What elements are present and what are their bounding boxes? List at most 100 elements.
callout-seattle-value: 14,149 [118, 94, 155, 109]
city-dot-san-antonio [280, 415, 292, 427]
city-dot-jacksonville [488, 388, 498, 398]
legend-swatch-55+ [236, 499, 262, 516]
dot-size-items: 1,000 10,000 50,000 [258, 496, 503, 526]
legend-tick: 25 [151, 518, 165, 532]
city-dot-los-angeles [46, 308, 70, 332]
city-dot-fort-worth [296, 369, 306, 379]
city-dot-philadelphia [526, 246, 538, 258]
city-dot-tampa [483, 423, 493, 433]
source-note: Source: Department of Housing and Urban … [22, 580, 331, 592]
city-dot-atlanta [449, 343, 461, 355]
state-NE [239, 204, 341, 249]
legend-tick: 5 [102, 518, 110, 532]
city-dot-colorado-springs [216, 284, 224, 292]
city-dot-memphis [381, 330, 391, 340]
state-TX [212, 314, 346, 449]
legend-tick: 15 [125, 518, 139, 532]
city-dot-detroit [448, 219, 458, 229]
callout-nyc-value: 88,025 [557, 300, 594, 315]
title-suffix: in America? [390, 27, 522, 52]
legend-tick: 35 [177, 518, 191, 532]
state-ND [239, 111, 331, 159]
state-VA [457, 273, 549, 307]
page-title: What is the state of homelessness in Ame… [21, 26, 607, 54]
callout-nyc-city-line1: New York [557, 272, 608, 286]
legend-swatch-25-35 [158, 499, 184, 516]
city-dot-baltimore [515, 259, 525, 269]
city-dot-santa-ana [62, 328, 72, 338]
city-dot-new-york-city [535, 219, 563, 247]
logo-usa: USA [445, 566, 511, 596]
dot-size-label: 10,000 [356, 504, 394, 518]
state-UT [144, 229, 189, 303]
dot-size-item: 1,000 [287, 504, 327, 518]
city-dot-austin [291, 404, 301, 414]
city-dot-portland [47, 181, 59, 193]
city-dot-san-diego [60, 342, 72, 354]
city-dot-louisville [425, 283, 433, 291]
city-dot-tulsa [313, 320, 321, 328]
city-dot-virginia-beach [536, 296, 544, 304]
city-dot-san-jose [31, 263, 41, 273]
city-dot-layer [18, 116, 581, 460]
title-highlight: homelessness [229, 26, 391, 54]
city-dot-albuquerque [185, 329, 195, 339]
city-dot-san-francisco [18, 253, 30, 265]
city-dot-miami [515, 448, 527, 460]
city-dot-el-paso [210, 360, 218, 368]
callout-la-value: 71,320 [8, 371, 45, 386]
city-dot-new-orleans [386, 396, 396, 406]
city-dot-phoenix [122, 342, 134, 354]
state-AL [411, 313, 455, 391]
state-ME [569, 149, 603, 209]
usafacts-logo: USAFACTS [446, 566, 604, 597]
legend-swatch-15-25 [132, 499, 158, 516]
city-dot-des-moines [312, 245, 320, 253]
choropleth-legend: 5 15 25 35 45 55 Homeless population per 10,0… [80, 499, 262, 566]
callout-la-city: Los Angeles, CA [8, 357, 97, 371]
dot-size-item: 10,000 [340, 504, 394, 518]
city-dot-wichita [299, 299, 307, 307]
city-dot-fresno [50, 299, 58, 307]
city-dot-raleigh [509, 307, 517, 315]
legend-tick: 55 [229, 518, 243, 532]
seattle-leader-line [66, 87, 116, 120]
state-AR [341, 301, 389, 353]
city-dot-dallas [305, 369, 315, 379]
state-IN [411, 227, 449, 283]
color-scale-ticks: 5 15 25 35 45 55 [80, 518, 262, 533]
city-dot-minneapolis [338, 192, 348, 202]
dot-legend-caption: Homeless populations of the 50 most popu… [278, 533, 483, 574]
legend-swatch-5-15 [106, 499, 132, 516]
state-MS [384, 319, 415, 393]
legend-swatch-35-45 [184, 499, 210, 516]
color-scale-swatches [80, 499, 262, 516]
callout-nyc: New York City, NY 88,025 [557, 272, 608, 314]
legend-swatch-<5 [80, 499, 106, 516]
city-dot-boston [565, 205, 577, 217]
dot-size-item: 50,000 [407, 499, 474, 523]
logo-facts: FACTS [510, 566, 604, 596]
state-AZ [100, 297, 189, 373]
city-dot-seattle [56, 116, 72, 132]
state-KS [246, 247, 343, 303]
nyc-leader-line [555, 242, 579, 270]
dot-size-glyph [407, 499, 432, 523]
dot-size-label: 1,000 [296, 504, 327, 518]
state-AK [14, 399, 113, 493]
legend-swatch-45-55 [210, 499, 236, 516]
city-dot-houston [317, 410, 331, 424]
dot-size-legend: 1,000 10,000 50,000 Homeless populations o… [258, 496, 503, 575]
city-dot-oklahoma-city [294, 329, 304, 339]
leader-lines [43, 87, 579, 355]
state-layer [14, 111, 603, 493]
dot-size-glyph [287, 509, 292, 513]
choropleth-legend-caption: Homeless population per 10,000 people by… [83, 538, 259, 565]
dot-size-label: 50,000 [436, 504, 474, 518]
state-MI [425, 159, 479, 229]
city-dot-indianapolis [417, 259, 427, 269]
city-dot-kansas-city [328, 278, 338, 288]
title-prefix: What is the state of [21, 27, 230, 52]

The request.
Print all of the material above again, line for line, with no changes.

Exercise answer.
What elements are present and what are their bounding boxes? List at most 100 elements.
callout-seattle-value: 14,149 [118, 94, 155, 109]
city-dot-san-antonio [280, 415, 292, 427]
city-dot-jacksonville [488, 388, 498, 398]
legend-swatch-55+ [236, 499, 262, 516]
dot-size-items: 1,000 10,000 50,000 [258, 496, 503, 526]
legend-tick: 25 [151, 518, 165, 532]
city-dot-los-angeles [46, 308, 70, 332]
city-dot-fort-worth [296, 369, 306, 379]
city-dot-philadelphia [526, 246, 538, 258]
city-dot-tampa [483, 423, 493, 433]
source-note: Source: Department of Housing and Urban … [22, 580, 331, 592]
city-dot-atlanta [449, 343, 461, 355]
state-NE [239, 204, 341, 249]
legend-tick: 5 [102, 518, 110, 532]
city-dot-colorado-springs [216, 284, 224, 292]
city-dot-memphis [381, 330, 391, 340]
state-TX [212, 314, 346, 449]
legend-tick: 15 [125, 518, 139, 532]
city-dot-detroit [448, 219, 458, 229]
callout-nyc-value: 88,025 [557, 300, 594, 315]
title-suffix: in America? [390, 27, 522, 52]
legend-tick: 35 [177, 518, 191, 532]
state-ND [239, 111, 331, 159]
state-VA [457, 273, 549, 307]
page-title: What is the state of homelessness in Ame… [21, 26, 607, 54]
callout-nyc-city-line1: New York [557, 272, 608, 286]
legend-swatch-25-35 [158, 499, 184, 516]
city-dot-baltimore [515, 259, 525, 269]
city-dot-santa-ana [62, 328, 72, 338]
city-dot-new-york-city [535, 219, 563, 247]
logo-usa: USA [445, 566, 511, 596]
dot-size-label: 10,000 [356, 504, 394, 518]
state-UT [144, 229, 189, 303]
dot-size-item: 1,000 [287, 504, 327, 518]
city-dot-austin [291, 404, 301, 414]
city-dot-portland [47, 181, 59, 193]
city-dot-san-diego [60, 342, 72, 354]
city-dot-louisville [425, 283, 433, 291]
city-dot-tulsa [313, 320, 321, 328]
city-dot-virginia-beach [536, 296, 544, 304]
city-dot-san-jose [31, 263, 41, 273]
city-dot-layer [18, 116, 581, 460]
title-highlight: homelessness [229, 26, 391, 54]
city-dot-albuquerque [185, 329, 195, 339]
city-dot-san-francisco [18, 253, 30, 265]
city-dot-miami [515, 448, 527, 460]
city-dot-el-paso [210, 360, 218, 368]
callout-la-value: 71,320 [8, 371, 45, 386]
city-dot-new-orleans [386, 396, 396, 406]
city-dot-phoenix [122, 342, 134, 354]
state-AL [411, 313, 455, 391]
state-ME [569, 149, 603, 209]
usafacts-logo: USAFACTS [446, 566, 604, 597]
legend-swatch-15-25 [132, 499, 158, 516]
city-dot-des-moines [312, 245, 320, 253]
choropleth-legend: 5 15 25 35 45 55 Homeless population per 10,0… [80, 499, 262, 566]
callout-la-city: Los Angeles, CA [8, 357, 97, 371]
dot-size-item: 10,000 [340, 504, 394, 518]
city-dot-wichita [299, 299, 307, 307]
city-dot-fresno [50, 299, 58, 307]
city-dot-raleigh [509, 307, 517, 315]
legend-tick: 55 [229, 518, 243, 532]
seattle-leader-line [66, 87, 116, 120]
state-AR [341, 301, 389, 353]
city-dot-dallas [305, 369, 315, 379]
state-IN [411, 227, 449, 283]
color-scale-ticks: 5 15 25 35 45 55 [80, 518, 262, 533]
city-dot-minneapolis [338, 192, 348, 202]
dot-legend-caption: Homeless populations of the 50 most popu… [278, 533, 483, 574]
legend-swatch-5-15 [106, 499, 132, 516]
state-MS [384, 319, 415, 393]
legend-swatch-35-45 [184, 499, 210, 516]
color-scale-swatches [80, 499, 262, 516]
callout-nyc: New York City, NY 88,025 [557, 272, 608, 314]
legend-swatch-<5 [80, 499, 106, 516]
city-dot-boston [565, 205, 577, 217]
dot-size-item: 50,000 [407, 499, 474, 523]
logo-facts: FACTS [510, 566, 604, 596]
state-AZ [100, 297, 189, 373]
city-dot-seattle [56, 116, 72, 132]
state-KS [246, 247, 343, 303]
nyc-leader-line [555, 242, 579, 270]
dot-size-glyph [407, 499, 432, 523]
dot-size-label: 1,000 [296, 504, 327, 518]
state-AK [14, 399, 113, 493]
legend-swatch-45-55 [210, 499, 236, 516]
city-dot-houston [317, 410, 331, 424]
dot-size-legend: 1,000 10,000 50,000 Homeless populations o… [258, 496, 503, 575]
city-dot-oklahoma-city [294, 329, 304, 339]
leader-lines [43, 87, 579, 355]
state-layer [14, 111, 603, 493]
dot-size-glyph [287, 509, 292, 513]
choropleth-legend-caption: Homeless population per 10,000 people by… [83, 538, 259, 565]
dot-size-label: 50,000 [436, 504, 474, 518]
state-MI [425, 159, 479, 229]
city-dot-indianapolis [417, 259, 427, 269]
city-dot-kansas-city [328, 278, 338, 288]
title-prefix: What is the state of [21, 27, 230, 52]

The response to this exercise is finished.